Using the data below, gather each line that includes the word "Toivo".

________

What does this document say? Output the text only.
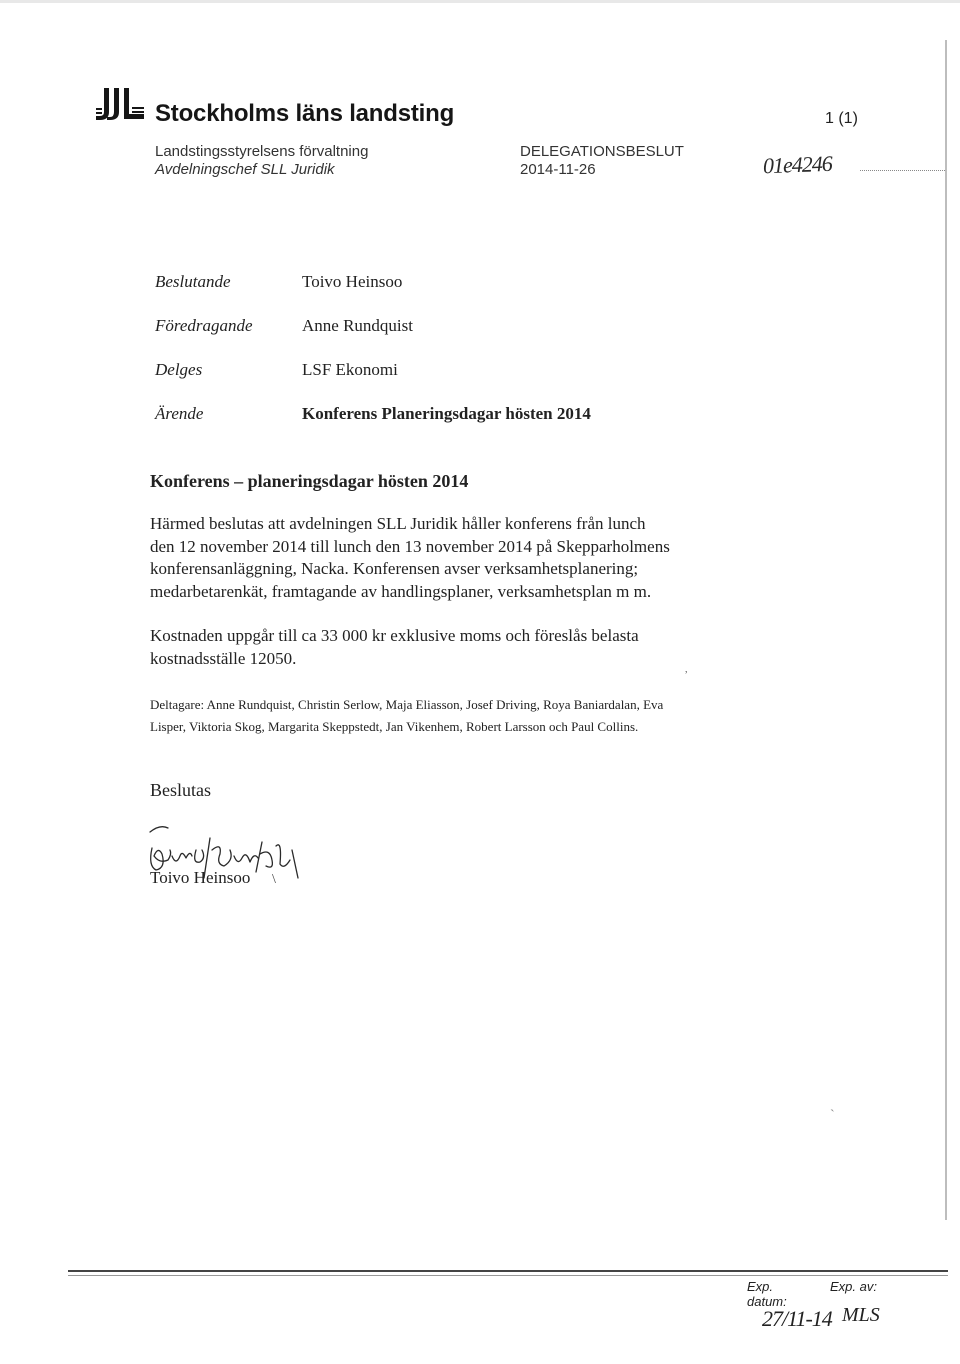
Stockholms läns landsting	1 (1)
Landstingsstyrelsens förvaltning
Avdelningschef SLL Juridik
DELEGATIONSBESLUT
2014-11-26	01e4246
Beslutande	Toivo Heinsoo
Föredragande	Anne Rundquist
Delges	LSF Ekonomi
Ärende	Konferens Planeringsdagar hösten 2014
Konferens – planeringsdagar hösten 2014
Härmed beslutas att avdelningen SLL Juridik håller konferens från lunch
den 12 november 2014 till lunch den 13 november 2014 på Skepparholmens
konferensanläggning, Nacka. Konferensen avser verksamhetsplanering;
medarbetarenkät, framtagande av handlingsplaner, verksamhetsplan m m.
Kostnaden uppgår till ca 33 000 kr exklusive moms och föreslås belasta
kostnadsställe 12050.
,
Deltagare: Anne Rundquist, Christin Serlow, Maja Eliasson, Josef Driving, Roya Baniardalan, Eva
Lisper, Viktoria Skog, Margarita Skeppstedt, Jan Vikenhem, Robert Larsson och Paul Collins.
Beslutas
Toivo Heinsoo \
`
Exp. datum:
Exp. av:
27/11-14 MLS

________

▶ Final answer:
Beslutande	Toivo Heinsoo
Toivo Heinsoo \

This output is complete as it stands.